(What you have to do): Extract each record and reproduce it exactly.

*** Record excerpts ***

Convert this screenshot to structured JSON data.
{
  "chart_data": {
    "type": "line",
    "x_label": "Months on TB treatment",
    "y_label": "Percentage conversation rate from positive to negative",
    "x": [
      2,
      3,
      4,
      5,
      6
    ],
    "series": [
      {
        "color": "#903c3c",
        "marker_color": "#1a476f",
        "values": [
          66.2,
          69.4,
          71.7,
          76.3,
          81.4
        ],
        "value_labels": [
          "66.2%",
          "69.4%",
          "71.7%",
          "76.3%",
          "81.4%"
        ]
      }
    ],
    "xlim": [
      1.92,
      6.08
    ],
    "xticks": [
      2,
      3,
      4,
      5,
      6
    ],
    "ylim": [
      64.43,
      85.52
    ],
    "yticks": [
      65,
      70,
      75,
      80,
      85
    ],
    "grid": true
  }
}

***

(In response):
Convert this screenshot to structured JSON data.
{
  "chart_data": {
    "type": "line",
    "x_label": "Months on TB treatment",
    "y_label": "Percentage conversation rate from positive to negative",
    "x": [
      2,
      3,
      4,
      5,
      6
    ],
    "series": [
      {
        "color": "#903c3c",
        "marker_color": "#1a476f",
        "values": [
          66.2,
          69.4,
          71.7,
          76.3,
          81.4
        ],
        "value_labels": [
          "66.2%",
          "69.4%",
          "71.7%",
          "76.3%",
          "81.4%"
        ]
      }
    ],
    "xlim": [
      1.92,
      6.08
    ],
    "xticks": [
      2,
      3,
      4,
      5,
      6
    ],
    "ylim": [
      64.43,
      85.52
    ],
    "yticks": [
      65,
      70,
      75,
      80,
      85
    ],
    "grid": true
  }
}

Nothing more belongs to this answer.